**Exercise requirements**: Could you duplicate the part of the pleomorphic xanthoastrocytoma text below that opens with the words containing "Pleomorphic xanthoastrocytomas (PXA)" and closes with "cerebrospinal fluid (CSF)."?
━━━ Document extract ━━━
Pleomorphic xanthoastrocytomas (PXA) are rare grade2, occasionally grade 3 astrocytic tumors according to the current WHO classification. PXAs account for less than 1% of all astrocytomas. PXAs are categorized as circumscribed astrocytic tumors, suggesting benign behavior, but can transform into highly malignant tumors and even spread via the cerebrospinal fluid (CSF).
We present 3 recent cases highlighting the clinical and differential diagnostic difficulties related to PXA. Patient #1 harboring BRAF mutant right parietal PXA (WHO gr 2) recurred 6 months following gross total resection (GTR) as a tumor which met the diagnostic criteria of epitheloid glioblastoma (WHO gr 4). The recurrent tumor was treated according to Stupp regimen following GTR. No progression has been detected 16 month following the second surgery. Patient #2 was operated with a temporal tumor which fulfilled the criteria of PXA (WHO grade 3). Surgery was followed by radiotherapy and adjuvant temozomolid. However, the patient showed multifocal recurrence and underwent repeated surgery and histology. Due the lack of BRAF mutation and CDKN2A/B deletion as well as the aberrant p53 staining the recuuernce was more suggestive of a giant cell glioblastoma (WHO gr 4) and retrospectively the primer histology was reconsidered to be the same glioblastoma. The tumor showed only poor and transient response to salvage bevazicumab therapy. Patient #3 presented with precuneal tumor and signs of elevated intracranial pressure (ICP). The patient underwent VP shunt implantation and stereotactic biopsy. The histology and the combined presence of BRAF mutation and CDKN2A/B deletion suggested the diagnosis of PXA (WHO gr 2). Therefore, GTR was planned following the stabilization of the patient’s medical condition. Follow-up MRI revealed no progression in the tumor site, but new leptomeningeal enhancement was detected. Repeated CSF sampling confirmed CSF dissemination. Retrospectively, tumor was disseminated at the initial diagnosis and this might have caused the ICP elevation. Due to rapid deterioration no oncotherapy could be initiated.
In conclusion, even low-grade PXAs can show aggressive clinical behavior. Therefore, detailed histological and molecular diagnosis and very strict follow up is needed even after GTR. In case of unexpected ICP elevation in PXA patient CFS spread should be considered.
━━━ Entries supplied ━━━
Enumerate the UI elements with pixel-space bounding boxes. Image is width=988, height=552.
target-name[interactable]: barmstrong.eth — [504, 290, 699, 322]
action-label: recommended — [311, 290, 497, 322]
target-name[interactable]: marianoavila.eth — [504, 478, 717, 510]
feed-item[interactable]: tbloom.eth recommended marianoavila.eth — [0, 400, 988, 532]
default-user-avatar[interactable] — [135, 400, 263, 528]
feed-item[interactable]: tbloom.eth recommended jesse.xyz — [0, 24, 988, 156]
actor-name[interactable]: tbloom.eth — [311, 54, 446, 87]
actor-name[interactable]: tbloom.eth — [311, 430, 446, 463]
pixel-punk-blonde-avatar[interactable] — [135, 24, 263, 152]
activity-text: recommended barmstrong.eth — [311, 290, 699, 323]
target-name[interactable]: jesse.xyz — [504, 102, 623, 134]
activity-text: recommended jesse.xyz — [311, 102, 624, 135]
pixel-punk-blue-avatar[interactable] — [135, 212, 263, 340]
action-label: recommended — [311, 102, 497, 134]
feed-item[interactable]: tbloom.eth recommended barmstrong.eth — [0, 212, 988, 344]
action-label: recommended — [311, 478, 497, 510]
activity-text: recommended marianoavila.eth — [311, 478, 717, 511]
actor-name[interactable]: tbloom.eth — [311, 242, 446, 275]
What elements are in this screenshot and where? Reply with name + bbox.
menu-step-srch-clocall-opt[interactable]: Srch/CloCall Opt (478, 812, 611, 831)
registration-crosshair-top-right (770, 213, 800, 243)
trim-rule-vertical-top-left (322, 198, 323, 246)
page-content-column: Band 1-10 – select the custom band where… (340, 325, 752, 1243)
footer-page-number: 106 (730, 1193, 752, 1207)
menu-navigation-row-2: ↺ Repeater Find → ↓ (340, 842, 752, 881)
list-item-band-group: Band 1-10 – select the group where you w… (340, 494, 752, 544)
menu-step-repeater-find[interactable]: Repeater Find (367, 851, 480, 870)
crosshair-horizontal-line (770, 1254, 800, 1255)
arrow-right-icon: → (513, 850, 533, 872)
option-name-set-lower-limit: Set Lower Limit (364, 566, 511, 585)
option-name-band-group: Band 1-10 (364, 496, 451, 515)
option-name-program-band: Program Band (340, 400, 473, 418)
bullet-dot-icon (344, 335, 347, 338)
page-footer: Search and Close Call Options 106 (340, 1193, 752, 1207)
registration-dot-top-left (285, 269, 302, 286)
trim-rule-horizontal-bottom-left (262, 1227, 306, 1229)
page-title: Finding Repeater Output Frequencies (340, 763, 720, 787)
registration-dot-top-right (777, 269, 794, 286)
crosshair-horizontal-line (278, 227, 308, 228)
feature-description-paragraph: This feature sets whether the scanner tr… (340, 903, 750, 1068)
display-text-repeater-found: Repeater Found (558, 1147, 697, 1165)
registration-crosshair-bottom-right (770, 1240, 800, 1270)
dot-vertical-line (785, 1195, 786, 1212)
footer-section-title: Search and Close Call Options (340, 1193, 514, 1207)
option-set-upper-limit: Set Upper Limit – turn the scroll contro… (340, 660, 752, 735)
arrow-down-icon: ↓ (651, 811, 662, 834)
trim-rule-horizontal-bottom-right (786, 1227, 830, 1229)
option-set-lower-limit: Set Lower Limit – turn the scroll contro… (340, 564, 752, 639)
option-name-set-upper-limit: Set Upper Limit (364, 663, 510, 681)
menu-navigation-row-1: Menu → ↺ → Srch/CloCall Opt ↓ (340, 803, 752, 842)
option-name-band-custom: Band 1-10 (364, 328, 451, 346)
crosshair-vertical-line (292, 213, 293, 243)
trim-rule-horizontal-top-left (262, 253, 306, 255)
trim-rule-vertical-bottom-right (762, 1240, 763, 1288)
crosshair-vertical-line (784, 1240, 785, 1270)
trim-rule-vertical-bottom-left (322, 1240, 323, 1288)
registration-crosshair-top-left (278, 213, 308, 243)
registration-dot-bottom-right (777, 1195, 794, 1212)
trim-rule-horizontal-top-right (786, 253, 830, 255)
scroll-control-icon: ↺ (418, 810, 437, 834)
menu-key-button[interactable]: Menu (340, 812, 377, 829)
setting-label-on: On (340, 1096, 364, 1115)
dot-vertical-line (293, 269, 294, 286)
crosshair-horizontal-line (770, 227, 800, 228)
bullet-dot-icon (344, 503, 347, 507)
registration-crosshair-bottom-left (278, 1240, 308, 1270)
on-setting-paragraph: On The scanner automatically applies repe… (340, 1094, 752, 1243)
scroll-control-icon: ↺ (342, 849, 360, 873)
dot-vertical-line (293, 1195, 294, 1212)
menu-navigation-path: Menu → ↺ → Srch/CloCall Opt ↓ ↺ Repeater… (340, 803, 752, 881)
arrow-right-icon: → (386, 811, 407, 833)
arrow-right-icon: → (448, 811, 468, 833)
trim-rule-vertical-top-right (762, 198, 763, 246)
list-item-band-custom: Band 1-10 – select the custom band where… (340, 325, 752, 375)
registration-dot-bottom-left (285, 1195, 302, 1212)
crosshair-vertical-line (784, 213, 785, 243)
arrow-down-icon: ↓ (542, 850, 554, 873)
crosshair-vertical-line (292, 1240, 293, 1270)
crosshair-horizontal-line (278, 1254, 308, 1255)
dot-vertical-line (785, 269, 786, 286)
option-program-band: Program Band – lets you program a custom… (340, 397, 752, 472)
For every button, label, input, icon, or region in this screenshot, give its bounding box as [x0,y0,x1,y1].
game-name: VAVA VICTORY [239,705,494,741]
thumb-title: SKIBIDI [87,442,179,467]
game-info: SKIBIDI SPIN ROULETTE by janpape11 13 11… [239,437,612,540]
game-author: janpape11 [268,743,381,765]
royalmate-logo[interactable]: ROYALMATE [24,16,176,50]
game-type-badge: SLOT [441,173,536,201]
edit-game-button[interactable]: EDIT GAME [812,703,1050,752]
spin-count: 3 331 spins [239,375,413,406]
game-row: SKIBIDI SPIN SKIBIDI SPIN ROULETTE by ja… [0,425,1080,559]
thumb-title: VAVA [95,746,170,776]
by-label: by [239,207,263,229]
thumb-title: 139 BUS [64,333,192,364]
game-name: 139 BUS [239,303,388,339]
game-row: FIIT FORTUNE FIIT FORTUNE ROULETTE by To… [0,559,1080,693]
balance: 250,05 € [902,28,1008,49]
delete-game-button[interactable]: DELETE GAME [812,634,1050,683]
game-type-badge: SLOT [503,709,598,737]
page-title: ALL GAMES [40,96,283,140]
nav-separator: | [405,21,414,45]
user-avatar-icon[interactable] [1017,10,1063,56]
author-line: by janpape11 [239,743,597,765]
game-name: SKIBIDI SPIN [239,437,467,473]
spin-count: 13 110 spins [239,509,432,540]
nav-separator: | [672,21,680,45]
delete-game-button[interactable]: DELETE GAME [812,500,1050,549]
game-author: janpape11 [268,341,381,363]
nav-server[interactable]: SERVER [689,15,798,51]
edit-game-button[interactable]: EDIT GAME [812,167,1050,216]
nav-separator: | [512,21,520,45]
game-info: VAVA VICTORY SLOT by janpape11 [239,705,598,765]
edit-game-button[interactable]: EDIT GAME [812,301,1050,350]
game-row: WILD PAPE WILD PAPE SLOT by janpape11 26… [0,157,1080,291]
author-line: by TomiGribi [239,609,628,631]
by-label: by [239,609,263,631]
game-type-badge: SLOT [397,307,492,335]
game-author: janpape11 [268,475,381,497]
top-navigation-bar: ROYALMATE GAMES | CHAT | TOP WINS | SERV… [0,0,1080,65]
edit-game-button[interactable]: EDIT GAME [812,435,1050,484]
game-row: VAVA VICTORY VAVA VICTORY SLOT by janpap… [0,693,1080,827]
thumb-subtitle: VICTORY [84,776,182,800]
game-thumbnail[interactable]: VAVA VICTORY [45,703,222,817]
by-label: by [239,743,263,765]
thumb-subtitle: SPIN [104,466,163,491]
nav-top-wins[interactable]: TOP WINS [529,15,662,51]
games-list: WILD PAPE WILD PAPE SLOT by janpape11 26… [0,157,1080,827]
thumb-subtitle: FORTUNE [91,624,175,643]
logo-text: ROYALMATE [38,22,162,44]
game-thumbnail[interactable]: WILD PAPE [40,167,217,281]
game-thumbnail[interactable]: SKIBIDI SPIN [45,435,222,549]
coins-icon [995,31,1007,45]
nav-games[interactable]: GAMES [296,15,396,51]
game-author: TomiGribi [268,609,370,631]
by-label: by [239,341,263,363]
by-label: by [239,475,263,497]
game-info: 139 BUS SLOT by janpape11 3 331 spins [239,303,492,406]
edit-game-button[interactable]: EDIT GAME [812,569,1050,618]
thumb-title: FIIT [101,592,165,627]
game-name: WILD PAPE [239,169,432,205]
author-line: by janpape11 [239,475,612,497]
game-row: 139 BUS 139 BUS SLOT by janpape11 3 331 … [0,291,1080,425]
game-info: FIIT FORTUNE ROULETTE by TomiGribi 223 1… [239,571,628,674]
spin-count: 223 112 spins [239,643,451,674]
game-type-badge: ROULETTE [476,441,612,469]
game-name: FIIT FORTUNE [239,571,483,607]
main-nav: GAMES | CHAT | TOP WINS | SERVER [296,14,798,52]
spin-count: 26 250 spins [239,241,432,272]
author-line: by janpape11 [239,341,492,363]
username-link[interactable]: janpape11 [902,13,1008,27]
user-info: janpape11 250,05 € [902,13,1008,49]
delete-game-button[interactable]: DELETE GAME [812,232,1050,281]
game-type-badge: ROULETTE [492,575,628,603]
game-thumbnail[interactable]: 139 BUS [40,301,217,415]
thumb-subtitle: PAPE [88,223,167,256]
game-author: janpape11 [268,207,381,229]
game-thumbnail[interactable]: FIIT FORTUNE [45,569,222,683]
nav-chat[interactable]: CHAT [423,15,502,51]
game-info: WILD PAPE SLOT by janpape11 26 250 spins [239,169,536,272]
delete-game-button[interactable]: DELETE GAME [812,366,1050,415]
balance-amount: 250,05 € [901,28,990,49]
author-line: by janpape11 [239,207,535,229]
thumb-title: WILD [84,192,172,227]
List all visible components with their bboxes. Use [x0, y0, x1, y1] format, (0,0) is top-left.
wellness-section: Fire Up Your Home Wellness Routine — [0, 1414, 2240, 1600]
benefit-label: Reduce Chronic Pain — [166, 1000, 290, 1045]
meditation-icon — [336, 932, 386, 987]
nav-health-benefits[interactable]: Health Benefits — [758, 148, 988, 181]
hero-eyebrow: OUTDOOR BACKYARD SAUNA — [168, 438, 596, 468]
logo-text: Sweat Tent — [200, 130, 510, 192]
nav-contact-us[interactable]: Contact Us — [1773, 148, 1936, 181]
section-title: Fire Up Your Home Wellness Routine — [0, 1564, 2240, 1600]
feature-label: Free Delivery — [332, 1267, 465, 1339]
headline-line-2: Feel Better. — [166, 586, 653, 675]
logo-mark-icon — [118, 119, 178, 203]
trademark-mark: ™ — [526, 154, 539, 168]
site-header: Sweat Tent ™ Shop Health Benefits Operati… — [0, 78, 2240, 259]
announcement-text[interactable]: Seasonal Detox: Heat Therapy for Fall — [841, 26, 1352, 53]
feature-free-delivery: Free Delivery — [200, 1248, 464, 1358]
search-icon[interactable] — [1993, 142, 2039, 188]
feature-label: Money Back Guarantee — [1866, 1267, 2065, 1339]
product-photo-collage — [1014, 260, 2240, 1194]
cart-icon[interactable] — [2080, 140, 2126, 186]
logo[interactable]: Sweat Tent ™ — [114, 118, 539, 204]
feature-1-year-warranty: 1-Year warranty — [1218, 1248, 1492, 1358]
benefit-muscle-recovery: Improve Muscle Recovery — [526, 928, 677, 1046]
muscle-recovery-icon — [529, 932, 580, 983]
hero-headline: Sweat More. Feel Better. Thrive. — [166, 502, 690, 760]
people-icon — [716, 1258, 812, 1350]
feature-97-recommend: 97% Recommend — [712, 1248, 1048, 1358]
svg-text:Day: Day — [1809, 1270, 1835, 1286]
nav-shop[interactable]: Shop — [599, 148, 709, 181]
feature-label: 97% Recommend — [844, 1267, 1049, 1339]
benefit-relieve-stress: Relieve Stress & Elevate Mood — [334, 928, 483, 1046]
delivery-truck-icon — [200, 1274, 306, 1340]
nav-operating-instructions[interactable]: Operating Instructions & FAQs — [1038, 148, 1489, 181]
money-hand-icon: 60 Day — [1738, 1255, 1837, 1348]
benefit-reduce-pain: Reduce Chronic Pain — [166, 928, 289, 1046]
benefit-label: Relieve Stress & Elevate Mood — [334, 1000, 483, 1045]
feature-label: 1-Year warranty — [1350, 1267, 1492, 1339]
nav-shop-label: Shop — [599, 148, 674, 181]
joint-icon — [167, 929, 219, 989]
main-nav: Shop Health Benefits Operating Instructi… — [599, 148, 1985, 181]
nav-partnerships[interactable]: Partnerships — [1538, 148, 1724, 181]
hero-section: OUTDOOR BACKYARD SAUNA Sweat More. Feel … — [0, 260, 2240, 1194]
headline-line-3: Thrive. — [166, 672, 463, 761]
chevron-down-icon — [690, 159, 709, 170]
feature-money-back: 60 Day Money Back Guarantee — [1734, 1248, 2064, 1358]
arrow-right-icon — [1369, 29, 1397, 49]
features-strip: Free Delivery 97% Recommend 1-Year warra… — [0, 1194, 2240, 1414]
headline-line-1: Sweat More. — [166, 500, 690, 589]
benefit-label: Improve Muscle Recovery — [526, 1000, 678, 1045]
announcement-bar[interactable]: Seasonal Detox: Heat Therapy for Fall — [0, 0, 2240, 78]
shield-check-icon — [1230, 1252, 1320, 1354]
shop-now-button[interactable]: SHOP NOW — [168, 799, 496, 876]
━━━
**Solution to this problem**:
Pleomorphic xanthoastrocytomas (PXA) are rare grade2, occasionally grade 3 astrocytic tumors according to the current WHO classification. PXAs account for less than 1% of all astrocytomas. PXAs are categorized as circumscribed astrocytic tumors, suggesting benign behavior, but can transform into highly malignant tumors and even spread via the cerebrospinal fluid (CSF).